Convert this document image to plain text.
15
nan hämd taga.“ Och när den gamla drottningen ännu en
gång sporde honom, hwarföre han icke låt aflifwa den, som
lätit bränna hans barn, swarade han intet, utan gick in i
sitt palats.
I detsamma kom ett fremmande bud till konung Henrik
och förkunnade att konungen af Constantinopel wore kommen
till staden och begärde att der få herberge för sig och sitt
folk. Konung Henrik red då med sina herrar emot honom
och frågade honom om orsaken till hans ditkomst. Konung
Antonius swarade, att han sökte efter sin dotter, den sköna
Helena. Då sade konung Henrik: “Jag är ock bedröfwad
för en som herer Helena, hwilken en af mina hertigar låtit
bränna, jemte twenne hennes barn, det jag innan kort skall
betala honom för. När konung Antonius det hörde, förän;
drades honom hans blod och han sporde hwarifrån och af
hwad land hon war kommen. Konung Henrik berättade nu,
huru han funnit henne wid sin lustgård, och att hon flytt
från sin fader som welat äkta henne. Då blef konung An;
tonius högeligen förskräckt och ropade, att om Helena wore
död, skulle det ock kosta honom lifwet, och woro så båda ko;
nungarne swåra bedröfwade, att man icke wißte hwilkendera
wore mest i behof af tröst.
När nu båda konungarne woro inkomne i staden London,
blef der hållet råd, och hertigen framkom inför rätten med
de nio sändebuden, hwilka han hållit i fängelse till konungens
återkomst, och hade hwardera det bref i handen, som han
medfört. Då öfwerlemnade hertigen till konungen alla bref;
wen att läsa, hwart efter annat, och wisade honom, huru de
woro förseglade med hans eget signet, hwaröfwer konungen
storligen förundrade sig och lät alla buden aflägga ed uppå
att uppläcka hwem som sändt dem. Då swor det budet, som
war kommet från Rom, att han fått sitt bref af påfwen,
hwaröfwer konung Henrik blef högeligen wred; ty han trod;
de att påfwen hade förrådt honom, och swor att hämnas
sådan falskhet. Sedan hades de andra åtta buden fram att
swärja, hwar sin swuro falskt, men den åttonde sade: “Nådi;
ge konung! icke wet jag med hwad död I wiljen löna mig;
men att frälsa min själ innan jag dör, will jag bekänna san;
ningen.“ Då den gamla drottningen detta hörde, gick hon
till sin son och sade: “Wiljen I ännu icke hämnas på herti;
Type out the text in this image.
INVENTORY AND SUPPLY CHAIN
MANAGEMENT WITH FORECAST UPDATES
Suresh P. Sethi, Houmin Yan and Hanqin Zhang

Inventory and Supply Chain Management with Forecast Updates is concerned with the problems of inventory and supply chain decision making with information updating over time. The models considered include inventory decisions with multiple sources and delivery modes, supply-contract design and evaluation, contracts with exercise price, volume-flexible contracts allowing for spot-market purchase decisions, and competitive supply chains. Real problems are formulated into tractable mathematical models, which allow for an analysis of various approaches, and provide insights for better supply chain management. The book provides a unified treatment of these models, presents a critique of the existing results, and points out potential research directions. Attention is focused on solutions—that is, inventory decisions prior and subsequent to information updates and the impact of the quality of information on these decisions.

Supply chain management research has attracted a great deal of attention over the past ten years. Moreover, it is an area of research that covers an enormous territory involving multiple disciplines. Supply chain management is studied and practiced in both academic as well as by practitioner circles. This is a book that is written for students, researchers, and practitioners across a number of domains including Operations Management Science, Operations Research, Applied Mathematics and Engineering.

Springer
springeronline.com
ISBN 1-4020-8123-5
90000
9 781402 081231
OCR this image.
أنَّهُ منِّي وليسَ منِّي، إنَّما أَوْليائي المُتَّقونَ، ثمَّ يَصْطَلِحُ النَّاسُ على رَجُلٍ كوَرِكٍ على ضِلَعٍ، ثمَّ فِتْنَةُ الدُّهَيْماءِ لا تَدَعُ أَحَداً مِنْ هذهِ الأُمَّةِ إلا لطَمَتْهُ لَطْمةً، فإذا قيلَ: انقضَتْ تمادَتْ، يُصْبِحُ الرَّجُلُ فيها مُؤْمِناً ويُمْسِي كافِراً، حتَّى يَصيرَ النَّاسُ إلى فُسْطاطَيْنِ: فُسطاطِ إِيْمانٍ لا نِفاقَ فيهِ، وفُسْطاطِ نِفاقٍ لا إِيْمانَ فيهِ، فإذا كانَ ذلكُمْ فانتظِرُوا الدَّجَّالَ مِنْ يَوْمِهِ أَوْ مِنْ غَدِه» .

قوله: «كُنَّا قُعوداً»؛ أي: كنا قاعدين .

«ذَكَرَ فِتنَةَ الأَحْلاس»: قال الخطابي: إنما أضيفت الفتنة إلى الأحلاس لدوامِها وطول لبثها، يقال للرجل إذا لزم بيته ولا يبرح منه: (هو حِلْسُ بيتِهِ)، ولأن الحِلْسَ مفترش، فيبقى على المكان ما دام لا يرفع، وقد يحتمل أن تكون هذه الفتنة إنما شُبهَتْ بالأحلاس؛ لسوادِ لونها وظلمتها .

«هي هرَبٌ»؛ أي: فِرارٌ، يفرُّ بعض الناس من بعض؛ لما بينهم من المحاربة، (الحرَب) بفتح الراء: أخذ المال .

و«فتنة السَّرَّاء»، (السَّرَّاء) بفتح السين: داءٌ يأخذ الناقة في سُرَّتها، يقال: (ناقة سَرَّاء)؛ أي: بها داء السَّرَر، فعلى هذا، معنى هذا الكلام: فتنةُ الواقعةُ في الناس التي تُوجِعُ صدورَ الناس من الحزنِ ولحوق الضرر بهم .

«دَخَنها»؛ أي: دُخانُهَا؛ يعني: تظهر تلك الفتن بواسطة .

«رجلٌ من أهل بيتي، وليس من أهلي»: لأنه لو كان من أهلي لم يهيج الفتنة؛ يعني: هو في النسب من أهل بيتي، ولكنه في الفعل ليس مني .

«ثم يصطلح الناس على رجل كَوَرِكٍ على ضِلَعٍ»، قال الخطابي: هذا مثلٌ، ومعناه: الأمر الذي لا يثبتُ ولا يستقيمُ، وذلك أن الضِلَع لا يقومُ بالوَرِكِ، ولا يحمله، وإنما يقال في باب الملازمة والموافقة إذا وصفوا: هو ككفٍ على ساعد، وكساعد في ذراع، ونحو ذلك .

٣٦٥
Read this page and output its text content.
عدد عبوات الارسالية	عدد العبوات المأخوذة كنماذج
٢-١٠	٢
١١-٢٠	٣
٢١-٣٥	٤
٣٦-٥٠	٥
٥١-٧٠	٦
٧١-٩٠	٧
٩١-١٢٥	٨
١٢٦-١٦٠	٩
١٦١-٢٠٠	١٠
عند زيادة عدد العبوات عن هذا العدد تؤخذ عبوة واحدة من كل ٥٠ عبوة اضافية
--------------------------------
[Exercise instructions]
Among the records above, find each line holding the string "Helena" and pull it out.

[Exercise output]
Helena. Då sade konung Henrik: “Jag är ock bedröfwad
för en som herer Helena, hwilken en af mina hertigar låtit
tonius högeligen förskräckt och ropade, att om Helena wore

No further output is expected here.